▶ **Records shown**
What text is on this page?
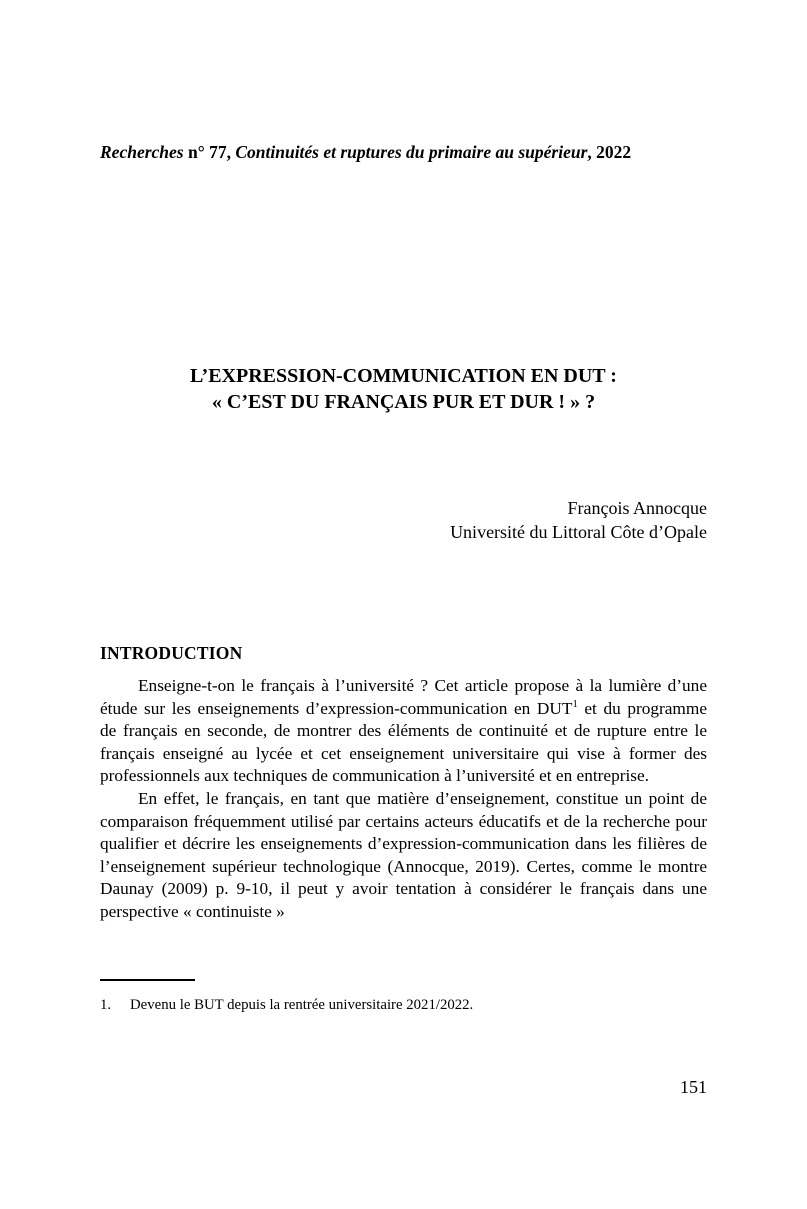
Recherches n° 77, Continuités et ruptures du primaire au supérieur, 2022
L’EXPRESSION-COMMUNICATION EN DUT :
« C’EST DU FRANÇAIS PUR ET DUR ! » ?
François Annocque
Université du Littoral Côte d’Opale
INTRODUCTION

Enseigne-t-on le français à l’université ? Cet article propose à la lumière d’une étude sur les enseignements d’expression-communication en DUT$^1$ et du programme de français en seconde, de montrer des éléments de continuité et de rupture entre le français enseigné au lycée et cet enseignement universitaire qui vise à former des professionnels aux techniques de communication à l’université et en entreprise.

En effet, le français, en tant que matière d’enseignement, constitue un point de comparaison fréquemment utilisé par certains acteurs éducatifs et de la recherche pour qualifier et décrire les enseignements d’expression-communication dans les filières de l’enseignement supérieur technologique (Annocque, 2019). Certes, comme le montre Daunay (2009) p. 9-10, il peut y avoir tentation à considérer le français dans une perspective « continuiste »

1.	Devenu le BUT depuis la rentrée universitaire 2021/2022.
151
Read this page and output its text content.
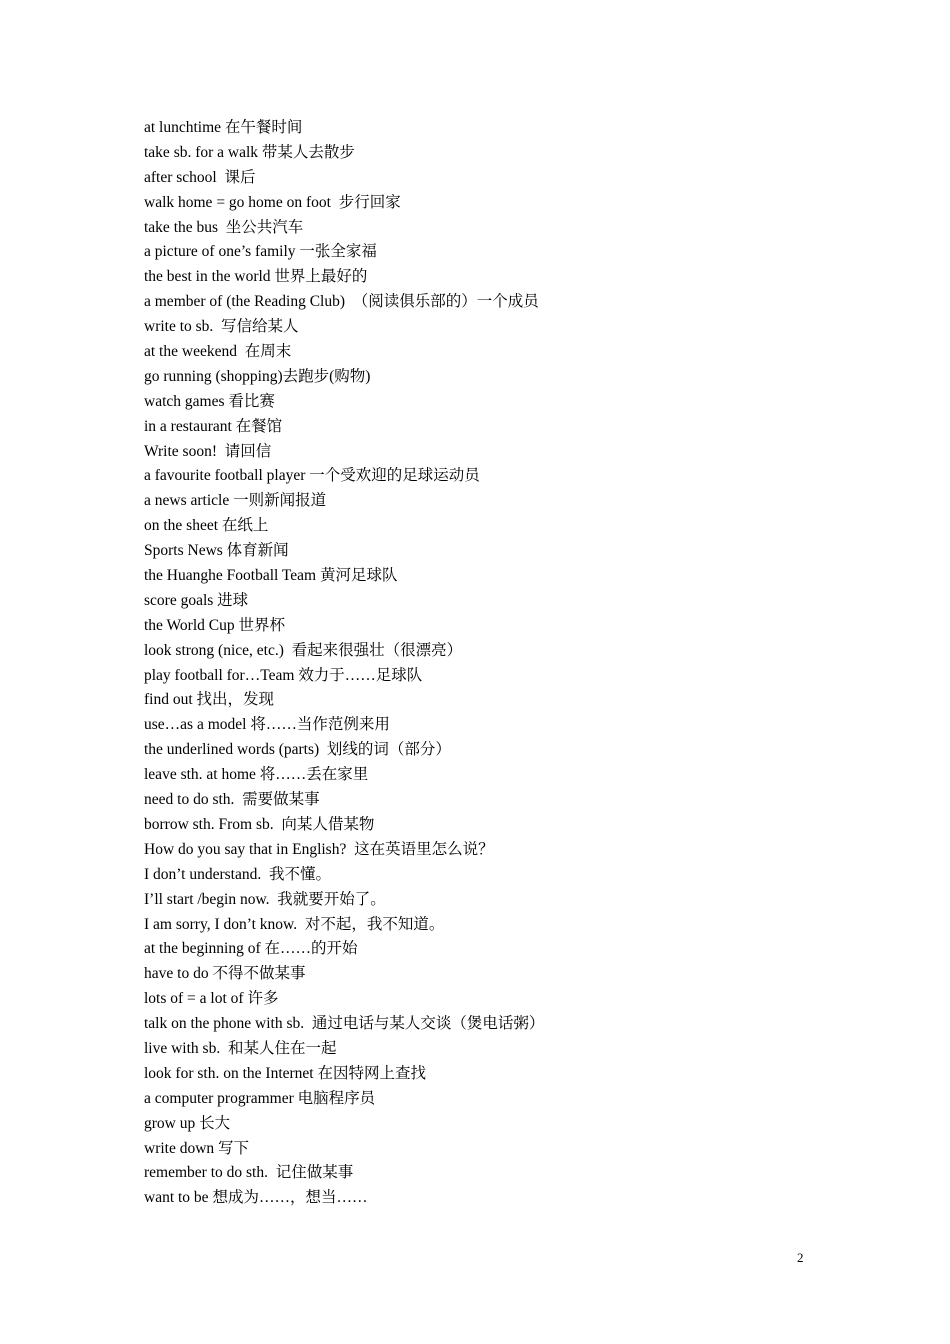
at lunchtime 在午餐时间
take sb. for a walk 带某人去散步
after school  课后
walk home = go home on foot  步行回家
take the bus  坐公共汽车
a picture of one’s family 一张全家福
the best in the world 世界上最好的
a member of (the Reading Club)  （阅读俱乐部的）一个成员
write to sb.  写信给某人
at the weekend  在周末
go running (shopping)去跑步(购物)
watch games 看比赛
in a restaurant 在餐馆
Write soon!  请回信
a favourite football player 一个受欢迎的足球运动员
a news article 一则新闻报道
on the sheet 在纸上
Sports News 体育新闻
the Huanghe Football Team 黄河足球队
score goals 进球
the World Cup 世界杯
look strong (nice, etc.)  看起来很强壮（很漂亮）
play football for…Team 效力于……足球队
find out 找出，发现
use…as a model 将……当作范例来用
the underlined words (parts)  划线的词（部分）
leave sth. at home 将……丢在家里
need to do sth.  需要做某事
borrow sth. From sb.  向某人借某物
How do you say that in English?  这在英语里怎么说？
I don’t understand.  我不懂。
I’ll start /begin now.  我就要开始了。
I am sorry, I don’t know.  对不起，我不知道。
at the beginning of 在……的开始
have to do 不得不做某事
lots of = a lot of 许多
talk on the phone with sb.  通过电话与某人交谈（煲电话粥）
live with sb.  和某人住在一起
look for sth. on the Internet 在因特网上查找
a computer programmer 电脑程序员
grow up 长大
write down 写下
remember to do sth.  记住做某事
want to be 想成为……，想当……
2
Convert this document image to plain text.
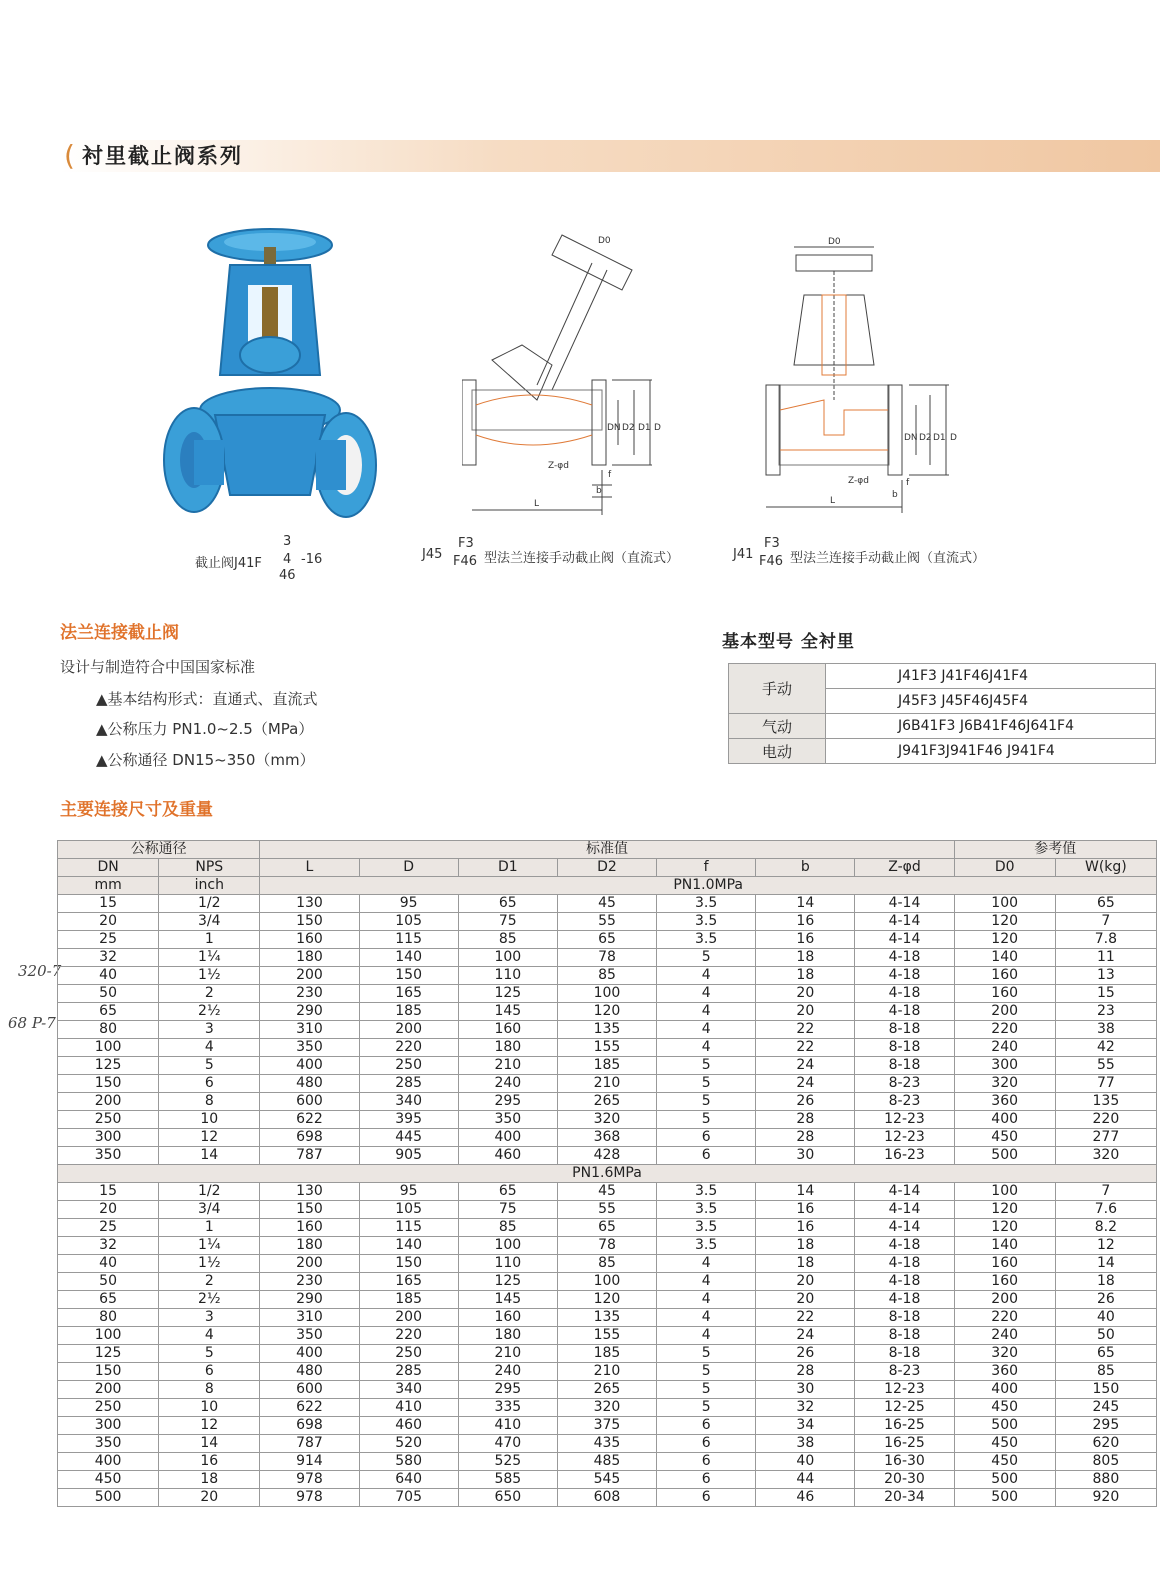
( 衬里截止阀系列
3
截止阀J41F 4 -16
46
D0
DN D2 D1 D
Z-φd
f
b
L
D0
DN D2 D1 D
Z-φd	f
b
L
J45
F3
F46 型法兰连接手动截止阀（直流式）	J41
F3
F46 型法兰连接手动截止阀（直流式）
法兰连接截止阀
设计与制造符合中国国家标准
▲基本结构形式：直通式、直流式
▲公称压力 PN1.0~2.5（MPa）
▲公称通径 DN15~350（mm）
基本型号 全衬里
手动	J41F3 J41F46J41F4
	J45F3 J45F46J45F4
气动	J6B41F3 J6B41F46J641F4
电动	J941F3J941F46 J941F4
主要连接尺寸及重量
320-7
68 P-7
公称通径		标准值							参考值	
DN	NPS	L	D	D1	D2	f	b	Z-φd	D0	W(kg)
mm	inch	PN1.0MPa								
15	1/2	130	95	65	45	3.5	14	4-14	100	65
20	3/4	150	105	75	55	3.5	16	4-14	120	7
25	1	160	115	85	65	3.5	16	4-14	120	7.8
32	1¼	180	140	100	78	5	18	4-18	140	11
40	1½	200	150	110	85	4	18	4-18	160	13
50	2	230	165	125	100	4	20	4-18	160	15
65	2½	290	185	145	120	4	20	4-18	200	23
80	3	310	200	160	135	4	22	8-18	220	38
100	4	350	220	180	155	4	22	8-18	240	42
125	5	400	250	210	185	5	24	8-18	300	55
150	6	480	285	240	210	5	24	8-23	320	77
200	8	600	340	295	265	5	26	8-23	360	135
250	10	622	395	350	320	5	28	12-23	400	220
300	12	698	445	400	368	6	28	12-23	450	277
350	14	787	905	460	428	6	30	16-23	500	320
PN1.6MPa										
15	1/2	130	95	65	45	3.5	14	4-14	100	7
20	3/4	150	105	75	55	3.5	16	4-14	120	7.6
25	1	160	115	85	65	3.5	16	4-14	120	8.2
32	1¼	180	140	100	78	3.5	18	4-18	140	12
40	1½	200	150	110	85	4	18	4-18	160	14
50	2	230	165	125	100	4	20	4-18	160	18
65	2½	290	185	145	120	4	20	4-18	200	26
80	3	310	200	160	135	4	22	8-18	220	40
100	4	350	220	180	155	4	24	8-18	240	50
125	5	400	250	210	185	5	26	8-18	320	65
150	6	480	285	240	210	5	28	8-23	360	85
200	8	600	340	295	265	5	30	12-23	400	150
250	10	622	410	335	320	5	32	12-25	450	245
300	12	698	460	410	375	6	34	16-25	500	295
350	14	787	520	470	435	6	38	16-25	450	620
400	16	914	580	525	485	6	40	16-30	450	805
450	18	978	640	585	545	6	44	20-30	500	880
500	20	978	705	650	608	6	46	20-34	500	920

▶ **Exercise brief**
Take the listing above and print it exactly, apart from the pictures.

▶ **Output below**
What text is on this page?
Recherches n° 77, Continuités et ruptures du primaire au supérieur, 2022
L’EXPRESSION-COMMUNICATION EN DUT :
« C’EST DU FRANÇAIS PUR ET DUR ! » ?
François Annocque
Université du Littoral Côte d’Opale
INTRODUCTION

Enseigne-t-on le français à l’université ? Cet article propose à la lumière d’une étude sur les enseignements d’expression-communication en DUT$^1$ et du programme de français en seconde, de montrer des éléments de continuité et de rupture entre le français enseigné au lycée et cet enseignement universitaire qui vise à former des professionnels aux techniques de communication à l’université et en entreprise.

En effet, le français, en tant que matière d’enseignement, constitue un point de comparaison fréquemment utilisé par certains acteurs éducatifs et de la recherche pour qualifier et décrire les enseignements d’expression-communication dans les filières de l’enseignement supérieur technologique (Annocque, 2019). Certes, comme le montre Daunay (2009) p. 9-10, il peut y avoir tentation à considérer le français dans une perspective « continuiste »

1.	Devenu le BUT depuis la rentrée universitaire 2021/2022.
151
Read this page and output its text content.
at lunchtime 在午餐时间
take sb. for a walk 带某人去散步
after school  课后
walk home = go home on foot  步行回家
take the bus  坐公共汽车
a picture of one’s family 一张全家福
the best in the world 世界上最好的
a member of (the Reading Club)  （阅读俱乐部的）一个成员
write to sb.  写信给某人
at the weekend  在周末
go running (shopping)去跑步(购物)
watch games 看比赛
in a restaurant 在餐馆
Write soon!  请回信
a favourite football player 一个受欢迎的足球运动员
a news article 一则新闻报道
on the sheet 在纸上
Sports News 体育新闻
the Huanghe Football Team 黄河足球队
score goals 进球
the World Cup 世界杯
look strong (nice, etc.)  看起来很强壮（很漂亮）
play football for…Team 效力于……足球队
find out 找出，发现
use…as a model 将……当作范例来用
the underlined words (parts)  划线的词（部分）
leave sth. at home 将……丢在家里
need to do sth.  需要做某事
borrow sth. From sb.  向某人借某物
How do you say that in English?  这在英语里怎么说？
I don’t understand.  我不懂。
I’ll start /begin now.  我就要开始了。
I am sorry, I don’t know.  对不起，我不知道。
at the beginning of 在……的开始
have to do 不得不做某事
lots of = a lot of 许多
talk on the phone with sb.  通过电话与某人交谈（煲电话粥）
live with sb.  和某人住在一起
look for sth. on the Internet 在因特网上查找
a computer programmer 电脑程序员
grow up 长大
write down 写下
remember to do sth.  记住做某事
want to be 想成为……，想当……
2
Convert this document image to plain text.
( 衬里截止阀系列
3
截止阀J41F 4 -16
46
D0
DN D2 D1 D
Z-φd
f
b
L
D0
DN D2 D1 D
Z-φd	f
b
L
J45
F3
F46 型法兰连接手动截止阀（直流式）	J41
F3
F46 型法兰连接手动截止阀（直流式）
法兰连接截止阀
设计与制造符合中国国家标准
▲基本结构形式：直通式、直流式
▲公称压力 PN1.0~2.5（MPa）
▲公称通径 DN15~350（mm）
基本型号 全衬里
手动	J41F3 J41F46J41F4
	J45F3 J45F46J45F4
气动	J6B41F3 J6B41F46J641F4
电动	J941F3J941F46 J941F4
主要连接尺寸及重量
320-7
68 P-7
公称通径		标准值							参考值	
DN	NPS	L	D	D1	D2	f	b	Z-φd	D0	W(kg)
mm	inch	PN1.0MPa								
15	1/2	130	95	65	45	3.5	14	4-14	100	65
20	3/4	150	105	75	55	3.5	16	4-14	120	7
25	1	160	115	85	65	3.5	16	4-14	120	7.8
32	1¼	180	140	100	78	5	18	4-18	140	11
40	1½	200	150	110	85	4	18	4-18	160	13
50	2	230	165	125	100	4	20	4-18	160	15
65	2½	290	185	145	120	4	20	4-18	200	23
80	3	310	200	160	135	4	22	8-18	220	38
100	4	350	220	180	155	4	22	8-18	240	42
125	5	400	250	210	185	5	24	8-18	300	55
150	6	480	285	240	210	5	24	8-23	320	77
200	8	600	340	295	265	5	26	8-23	360	135
250	10	622	395	350	320	5	28	12-23	400	220
300	12	698	445	400	368	6	28	12-23	450	277
350	14	787	905	460	428	6	30	16-23	500	320
PN1.6MPa										
15	1/2	130	95	65	45	3.5	14	4-14	100	7
20	3/4	150	105	75	55	3.5	16	4-14	120	7.6
25	1	160	115	85	65	3.5	16	4-14	120	8.2
32	1¼	180	140	100	78	3.5	18	4-18	140	12
40	1½	200	150	110	85	4	18	4-18	160	14
50	2	230	165	125	100	4	20	4-18	160	18
65	2½	290	185	145	120	4	20	4-18	200	26
80	3	310	200	160	135	4	22	8-18	220	40
100	4	350	220	180	155	4	24	8-18	240	50
125	5	400	250	210	185	5	26	8-18	320	65
150	6	480	285	240	210	5	28	8-23	360	85
200	8	600	340	295	265	5	30	12-23	400	150
250	10	622	410	335	320	5	32	12-25	450	245
300	12	698	460	410	375	6	34	16-25	500	295
350	14	787	520	470	435	6	38	16-25	450	620
400	16	914	580	525	485	6	40	16-30	450	805
450	18	978	640	585	545	6	44	20-30	500	880
500	20	978	705	650	608	6	46	20-34	500	920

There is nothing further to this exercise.